■ Your goal ■
Write out each record again exactly as it stands.

■ Records supplied ■
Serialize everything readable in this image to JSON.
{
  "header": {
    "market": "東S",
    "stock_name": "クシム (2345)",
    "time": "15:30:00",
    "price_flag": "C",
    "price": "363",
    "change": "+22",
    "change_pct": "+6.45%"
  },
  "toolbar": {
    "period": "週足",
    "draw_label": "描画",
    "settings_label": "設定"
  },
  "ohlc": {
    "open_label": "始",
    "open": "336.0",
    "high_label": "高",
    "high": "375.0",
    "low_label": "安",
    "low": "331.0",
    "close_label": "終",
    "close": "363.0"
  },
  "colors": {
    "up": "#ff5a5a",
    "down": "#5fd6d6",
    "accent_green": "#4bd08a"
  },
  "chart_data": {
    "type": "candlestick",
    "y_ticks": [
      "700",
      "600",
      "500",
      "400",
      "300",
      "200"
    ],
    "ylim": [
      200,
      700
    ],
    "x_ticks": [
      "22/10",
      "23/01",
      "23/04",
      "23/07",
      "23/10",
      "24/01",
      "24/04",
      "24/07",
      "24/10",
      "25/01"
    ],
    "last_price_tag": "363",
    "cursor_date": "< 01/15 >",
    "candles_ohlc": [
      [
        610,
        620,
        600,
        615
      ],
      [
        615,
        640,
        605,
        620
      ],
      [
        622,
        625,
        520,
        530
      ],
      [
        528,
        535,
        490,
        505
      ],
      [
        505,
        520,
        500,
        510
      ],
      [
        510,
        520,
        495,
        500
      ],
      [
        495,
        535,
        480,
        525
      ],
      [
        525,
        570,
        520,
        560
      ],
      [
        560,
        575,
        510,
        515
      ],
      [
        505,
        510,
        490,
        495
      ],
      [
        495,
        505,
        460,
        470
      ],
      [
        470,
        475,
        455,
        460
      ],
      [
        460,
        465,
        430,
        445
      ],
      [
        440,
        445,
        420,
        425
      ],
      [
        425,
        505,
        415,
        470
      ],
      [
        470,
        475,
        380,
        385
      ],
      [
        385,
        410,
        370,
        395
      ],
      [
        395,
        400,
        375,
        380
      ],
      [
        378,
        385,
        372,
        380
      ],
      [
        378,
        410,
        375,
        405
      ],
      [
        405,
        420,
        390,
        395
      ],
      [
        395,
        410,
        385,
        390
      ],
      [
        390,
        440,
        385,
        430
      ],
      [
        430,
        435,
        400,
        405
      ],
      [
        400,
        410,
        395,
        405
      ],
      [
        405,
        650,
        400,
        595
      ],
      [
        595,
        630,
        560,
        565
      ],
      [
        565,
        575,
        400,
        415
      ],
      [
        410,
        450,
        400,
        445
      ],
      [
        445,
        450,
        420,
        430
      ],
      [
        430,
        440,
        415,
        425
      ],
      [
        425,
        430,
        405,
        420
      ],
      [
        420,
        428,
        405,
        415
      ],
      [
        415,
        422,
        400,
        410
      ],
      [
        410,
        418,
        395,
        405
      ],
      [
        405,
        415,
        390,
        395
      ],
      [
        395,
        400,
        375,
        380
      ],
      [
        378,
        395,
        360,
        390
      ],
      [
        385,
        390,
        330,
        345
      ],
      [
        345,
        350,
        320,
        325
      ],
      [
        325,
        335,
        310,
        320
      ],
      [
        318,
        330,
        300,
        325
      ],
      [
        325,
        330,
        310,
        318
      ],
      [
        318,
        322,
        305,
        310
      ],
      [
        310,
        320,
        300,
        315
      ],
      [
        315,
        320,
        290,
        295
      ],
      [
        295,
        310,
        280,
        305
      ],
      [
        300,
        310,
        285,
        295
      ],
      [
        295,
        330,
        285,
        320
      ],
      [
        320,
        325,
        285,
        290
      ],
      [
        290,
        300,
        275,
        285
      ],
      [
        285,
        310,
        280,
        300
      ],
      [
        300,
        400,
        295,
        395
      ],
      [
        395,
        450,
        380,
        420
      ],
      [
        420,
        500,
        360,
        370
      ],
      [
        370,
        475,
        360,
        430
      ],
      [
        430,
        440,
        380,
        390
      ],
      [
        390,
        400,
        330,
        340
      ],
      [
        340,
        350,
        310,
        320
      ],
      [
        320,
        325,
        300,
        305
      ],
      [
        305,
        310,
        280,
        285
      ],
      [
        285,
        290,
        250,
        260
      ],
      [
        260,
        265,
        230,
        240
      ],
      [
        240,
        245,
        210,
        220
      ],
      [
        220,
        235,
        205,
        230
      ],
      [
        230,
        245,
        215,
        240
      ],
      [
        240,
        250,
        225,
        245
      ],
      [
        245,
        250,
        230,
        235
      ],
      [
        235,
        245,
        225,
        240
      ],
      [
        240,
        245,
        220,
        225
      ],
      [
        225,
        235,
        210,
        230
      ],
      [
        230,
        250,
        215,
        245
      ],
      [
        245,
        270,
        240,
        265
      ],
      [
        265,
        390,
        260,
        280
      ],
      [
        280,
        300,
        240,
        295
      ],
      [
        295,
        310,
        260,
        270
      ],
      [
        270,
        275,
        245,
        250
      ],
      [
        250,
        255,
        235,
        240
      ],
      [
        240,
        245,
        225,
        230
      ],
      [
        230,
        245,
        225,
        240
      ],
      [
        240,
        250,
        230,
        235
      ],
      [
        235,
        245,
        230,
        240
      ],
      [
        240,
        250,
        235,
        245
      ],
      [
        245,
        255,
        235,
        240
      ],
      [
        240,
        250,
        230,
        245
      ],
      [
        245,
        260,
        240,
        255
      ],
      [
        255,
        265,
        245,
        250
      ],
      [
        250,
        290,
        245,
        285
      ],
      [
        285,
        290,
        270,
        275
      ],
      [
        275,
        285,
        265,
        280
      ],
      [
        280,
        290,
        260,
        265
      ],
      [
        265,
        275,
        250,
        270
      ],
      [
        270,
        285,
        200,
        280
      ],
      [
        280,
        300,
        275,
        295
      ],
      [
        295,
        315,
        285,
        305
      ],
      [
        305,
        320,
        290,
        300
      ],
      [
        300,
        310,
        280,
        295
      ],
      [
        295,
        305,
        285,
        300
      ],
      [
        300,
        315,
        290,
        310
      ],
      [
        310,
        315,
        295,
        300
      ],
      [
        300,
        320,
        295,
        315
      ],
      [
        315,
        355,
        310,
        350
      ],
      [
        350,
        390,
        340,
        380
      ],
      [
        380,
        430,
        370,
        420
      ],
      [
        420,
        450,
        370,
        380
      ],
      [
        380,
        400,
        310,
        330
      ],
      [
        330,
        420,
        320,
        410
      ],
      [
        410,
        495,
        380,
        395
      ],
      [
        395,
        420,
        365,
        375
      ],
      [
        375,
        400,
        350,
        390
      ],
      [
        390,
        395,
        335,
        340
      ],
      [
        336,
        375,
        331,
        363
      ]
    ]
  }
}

■ Exercise solution ■
Serialize everything readable in this image to JSON.
{
  "header": {
    "market": "東S",
    "stock_name": "クシム (2345)",
    "time": "15:30:00",
    "price_flag": "C",
    "price": "363",
    "change": "+22",
    "change_pct": "+6.45%"
  },
  "toolbar": {
    "period": "週足",
    "draw_label": "描画",
    "settings_label": "設定"
  },
  "ohlc": {
    "open_label": "始",
    "open": "336.0",
    "high_label": "高",
    "high": "375.0",
    "low_label": "安",
    "low": "331.0",
    "close_label": "終",
    "close": "363.0"
  },
  "colors": {
    "up": "#ff5a5a",
    "down": "#5fd6d6",
    "accent_green": "#4bd08a"
  },
  "chart_data": {
    "type": "candlestick",
    "y_ticks": [
      "700",
      "600",
      "500",
      "400",
      "300",
      "200"
    ],
    "ylim": [
      200,
      700
    ],
    "x_ticks": [
      "22/10",
      "23/01",
      "23/04",
      "23/07",
      "23/10",
      "24/01",
      "24/04",
      "24/07",
      "24/10",
      "25/01"
    ],
    "last_price_tag": "363",
    "cursor_date": "< 01/15 >",
    "candles_ohlc": [
      [
        610,
        620,
        600,
        615
      ],
      [
        615,
        640,
        605,
        620
      ],
      [
        622,
        625,
        520,
        530
      ],
      [
        528,
        535,
        490,
        505
      ],
      [
        505,
        520,
        500,
        510
      ],
      [
        510,
        520,
        495,
        500
      ],
      [
        495,
        535,
        480,
        525
      ],
      [
        525,
        570,
        520,
        560
      ],
      [
        560,
        575,
        510,
        515
      ],
      [
        505,
        510,
        490,
        495
      ],
      [
        495,
        505,
        460,
        470
      ],
      [
        470,
        475,
        455,
        460
      ],
      [
        460,
        465,
        430,
        445
      ],
      [
        440,
        445,
        420,
        425
      ],
      [
        425,
        505,
        415,
        470
      ],
      [
        470,
        475,
        380,
        385
      ],
      [
        385,
        410,
        370,
        395
      ],
      [
        395,
        400,
        375,
        380
      ],
      [
        378,
        385,
        372,
        380
      ],
      [
        378,
        410,
        375,
        405
      ],
      [
        405,
        420,
        390,
        395
      ],
      [
        395,
        410,
        385,
        390
      ],
      [
        390,
        440,
        385,
        430
      ],
      [
        430,
        435,
        400,
        405
      ],
      [
        400,
        410,
        395,
        405
      ],
      [
        405,
        650,
        400,
        595
      ],
      [
        595,
        630,
        560,
        565
      ],
      [
        565,
        575,
        400,
        415
      ],
      [
        410,
        450,
        400,
        445
      ],
      [
        445,
        450,
        420,
        430
      ],
      [
        430,
        440,
        415,
        425
      ],
      [
        425,
        430,
        405,
        420
      ],
      [
        420,
        428,
        405,
        415
      ],
      [
        415,
        422,
        400,
        410
      ],
      [
        410,
        418,
        395,
        405
      ],
      [
        405,
        415,
        390,
        395
      ],
      [
        395,
        400,
        375,
        380
      ],
      [
        378,
        395,
        360,
        390
      ],
      [
        385,
        390,
        330,
        345
      ],
      [
        345,
        350,
        320,
        325
      ],
      [
        325,
        335,
        310,
        320
      ],
      [
        318,
        330,
        300,
        325
      ],
      [
        325,
        330,
        310,
        318
      ],
      [
        318,
        322,
        305,
        310
      ],
      [
        310,
        320,
        300,
        315
      ],
      [
        315,
        320,
        290,
        295
      ],
      [
        295,
        310,
        280,
        305
      ],
      [
        300,
        310,
        285,
        295
      ],
      [
        295,
        330,
        285,
        320
      ],
      [
        320,
        325,
        285,
        290
      ],
      [
        290,
        300,
        275,
        285
      ],
      [
        285,
        310,
        280,
        300
      ],
      [
        300,
        400,
        295,
        395
      ],
      [
        395,
        450,
        380,
        420
      ],
      [
        420,
        500,
        360,
        370
      ],
      [
        370,
        475,
        360,
        430
      ],
      [
        430,
        440,
        380,
        390
      ],
      [
        390,
        400,
        330,
        340
      ],
      [
        340,
        350,
        310,
        320
      ],
      [
        320,
        325,
        300,
        305
      ],
      [
        305,
        310,
        280,
        285
      ],
      [
        285,
        290,
        250,
        260
      ],
      [
        260,
        265,
        230,
        240
      ],
      [
        240,
        245,
        210,
        220
      ],
      [
        220,
        235,
        205,
        230
      ],
      [
        230,
        245,
        215,
        240
      ],
      [
        240,
        250,
        225,
        245
      ],
      [
        245,
        250,
        230,
        235
      ],
      [
        235,
        245,
        225,
        240
      ],
      [
        240,
        245,
        220,
        225
      ],
      [
        225,
        235,
        210,
        230
      ],
      [
        230,
        250,
        215,
        245
      ],
      [
        245,
        270,
        240,
        265
      ],
      [
        265,
        390,
        260,
        280
      ],
      [
        280,
        300,
        240,
        295
      ],
      [
        295,
        310,
        260,
        270
      ],
      [
        270,
        275,
        245,
        250
      ],
      [
        250,
        255,
        235,
        240
      ],
      [
        240,
        245,
        225,
        230
      ],
      [
        230,
        245,
        225,
        240
      ],
      [
        240,
        250,
        230,
        235
      ],
      [
        235,
        245,
        230,
        240
      ],
      [
        240,
        250,
        235,
        245
      ],
      [
        245,
        255,
        235,
        240
      ],
      [
        240,
        250,
        230,
        245
      ],
      [
        245,
        260,
        240,
        255
      ],
      [
        255,
        265,
        245,
        250
      ],
      [
        250,
        290,
        245,
        285
      ],
      [
        285,
        290,
        270,
        275
      ],
      [
        275,
        285,
        265,
        280
      ],
      [
        280,
        290,
        260,
        265
      ],
      [
        265,
        275,
        250,
        270
      ],
      [
        270,
        285,
        200,
        280
      ],
      [
        280,
        300,
        275,
        295
      ],
      [
        295,
        315,
        285,
        305
      ],
      [
        305,
        320,
        290,
        300
      ],
      [
        300,
        310,
        280,
        295
      ],
      [
        295,
        305,
        285,
        300
      ],
      [
        300,
        315,
        290,
        310
      ],
      [
        310,
        315,
        295,
        300
      ],
      [
        300,
        320,
        295,
        315
      ],
      [
        315,
        355,
        310,
        350
      ],
      [
        350,
        390,
        340,
        380
      ],
      [
        380,
        430,
        370,
        420
      ],
      [
        420,
        450,
        370,
        380
      ],
      [
        380,
        400,
        310,
        330
      ],
      [
        330,
        420,
        320,
        410
      ],
      [
        410,
        495,
        380,
        395
      ],
      [
        395,
        420,
        365,
        375
      ],
      [
        375,
        400,
        350,
        390
      ],
      [
        390,
        395,
        335,
        340
      ],
      [
        336,
        375,
        331,
        363
      ]
    ]
  }
}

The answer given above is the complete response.